> **The exercise**
Extract every entry word for word. Skip the pictures.

(Extracted data entries)

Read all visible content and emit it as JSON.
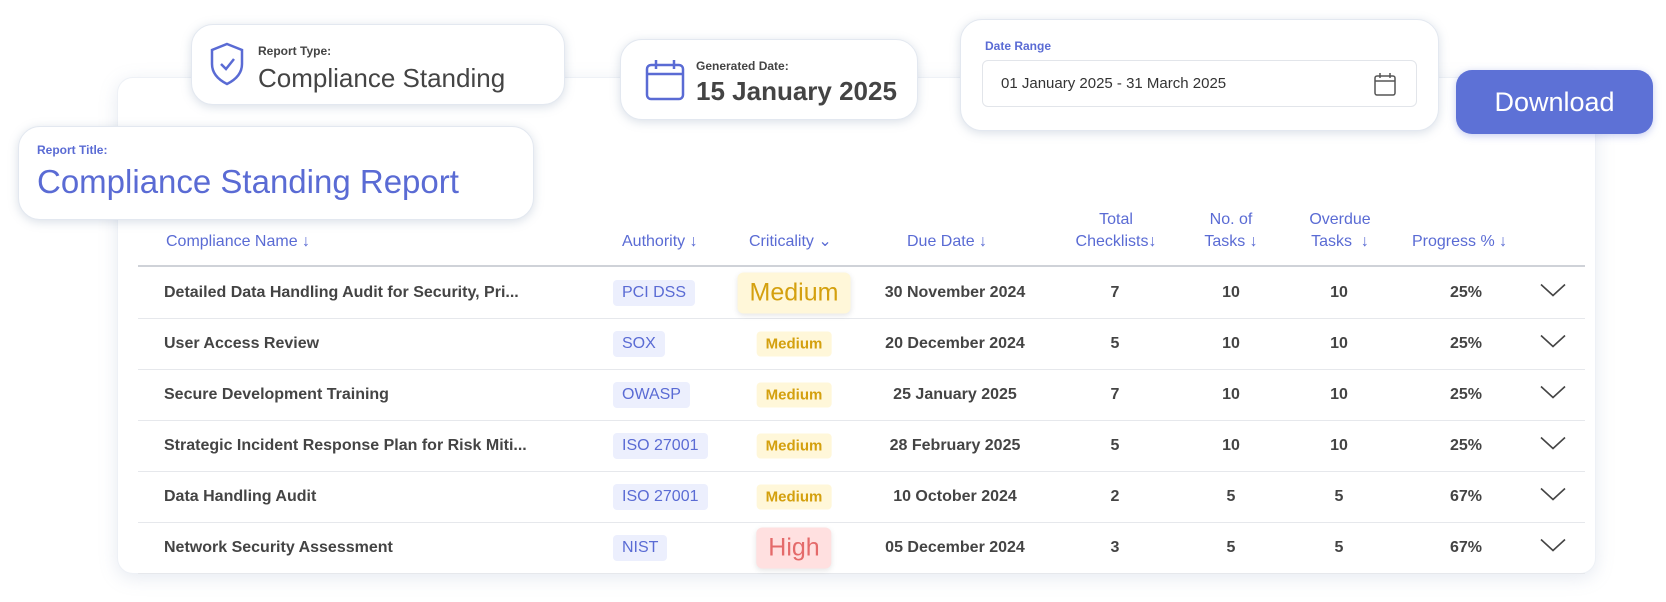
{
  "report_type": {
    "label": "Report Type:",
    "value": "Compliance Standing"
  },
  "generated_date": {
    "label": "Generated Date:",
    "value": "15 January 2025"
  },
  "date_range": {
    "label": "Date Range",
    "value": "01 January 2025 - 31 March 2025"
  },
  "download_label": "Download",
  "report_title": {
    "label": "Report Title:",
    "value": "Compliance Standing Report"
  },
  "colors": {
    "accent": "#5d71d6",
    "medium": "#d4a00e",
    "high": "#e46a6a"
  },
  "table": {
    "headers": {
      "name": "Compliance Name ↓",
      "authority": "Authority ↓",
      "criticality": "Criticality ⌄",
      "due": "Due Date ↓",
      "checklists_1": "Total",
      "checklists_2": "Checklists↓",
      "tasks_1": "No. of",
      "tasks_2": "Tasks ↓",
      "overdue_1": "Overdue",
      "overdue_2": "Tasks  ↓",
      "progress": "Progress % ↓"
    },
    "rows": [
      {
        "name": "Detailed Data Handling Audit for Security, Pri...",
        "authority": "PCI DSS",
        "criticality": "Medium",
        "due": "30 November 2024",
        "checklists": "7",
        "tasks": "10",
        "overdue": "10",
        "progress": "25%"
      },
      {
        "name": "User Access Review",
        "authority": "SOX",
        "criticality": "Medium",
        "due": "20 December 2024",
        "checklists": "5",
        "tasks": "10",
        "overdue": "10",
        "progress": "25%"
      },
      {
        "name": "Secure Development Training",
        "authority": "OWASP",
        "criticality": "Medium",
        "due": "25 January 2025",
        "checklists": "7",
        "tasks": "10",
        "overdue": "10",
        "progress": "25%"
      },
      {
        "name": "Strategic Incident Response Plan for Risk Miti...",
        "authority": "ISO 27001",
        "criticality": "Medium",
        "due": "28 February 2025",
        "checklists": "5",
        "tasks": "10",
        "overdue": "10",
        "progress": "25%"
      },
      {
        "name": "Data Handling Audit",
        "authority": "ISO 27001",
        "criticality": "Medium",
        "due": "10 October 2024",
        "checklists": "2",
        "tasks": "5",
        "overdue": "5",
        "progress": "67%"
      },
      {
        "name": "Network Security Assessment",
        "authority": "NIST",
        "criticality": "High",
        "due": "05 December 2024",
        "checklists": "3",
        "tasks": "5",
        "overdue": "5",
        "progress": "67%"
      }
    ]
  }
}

> **Answer to this exercise**
Read all visible content and emit it as JSON.
{
  "report_type": {
    "label": "Report Type:",
    "value": "Compliance Standing"
  },
  "generated_date": {
    "label": "Generated Date:",
    "value": "15 January 2025"
  },
  "date_range": {
    "label": "Date Range",
    "value": "01 January 2025 - 31 March 2025"
  },
  "download_label": "Download",
  "report_title": {
    "label": "Report Title:",
    "value": "Compliance Standing Report"
  },
  "colors": {
    "accent": "#5d71d6",
    "medium": "#d4a00e",
    "high": "#e46a6a"
  },
  "table": {
    "headers": {
      "name": "Compliance Name ↓",
      "authority": "Authority ↓",
      "criticality": "Criticality ⌄",
      "due": "Due Date ↓",
      "checklists_1": "Total",
      "checklists_2": "Checklists↓",
      "tasks_1": "No. of",
      "tasks_2": "Tasks ↓",
      "overdue_1": "Overdue",
      "overdue_2": "Tasks  ↓",
      "progress": "Progress % ↓"
    },
    "rows": [
      {
        "name": "Detailed Data Handling Audit for Security, Pri...",
        "authority": "PCI DSS",
        "criticality": "Medium",
        "due": "30 November 2024",
        "checklists": "7",
        "tasks": "10",
        "overdue": "10",
        "progress": "25%"
      },
      {
        "name": "User Access Review",
        "authority": "SOX",
        "criticality": "Medium",
        "due": "20 December 2024",
        "checklists": "5",
        "tasks": "10",
        "overdue": "10",
        "progress": "25%"
      },
      {
        "name": "Secure Development Training",
        "authority": "OWASP",
        "criticality": "Medium",
        "due": "25 January 2025",
        "checklists": "7",
        "tasks": "10",
        "overdue": "10",
        "progress": "25%"
      },
      {
        "name": "Strategic Incident Response Plan for Risk Miti...",
        "authority": "ISO 27001",
        "criticality": "Medium",
        "due": "28 February 2025",
        "checklists": "5",
        "tasks": "10",
        "overdue": "10",
        "progress": "25%"
      },
      {
        "name": "Data Handling Audit",
        "authority": "ISO 27001",
        "criticality": "Medium",
        "due": "10 October 2024",
        "checklists": "2",
        "tasks": "5",
        "overdue": "5",
        "progress": "67%"
      },
      {
        "name": "Network Security Assessment",
        "authority": "NIST",
        "criticality": "High",
        "due": "05 December 2024",
        "checklists": "3",
        "tasks": "5",
        "overdue": "5",
        "progress": "67%"
      }
    ]
  }
}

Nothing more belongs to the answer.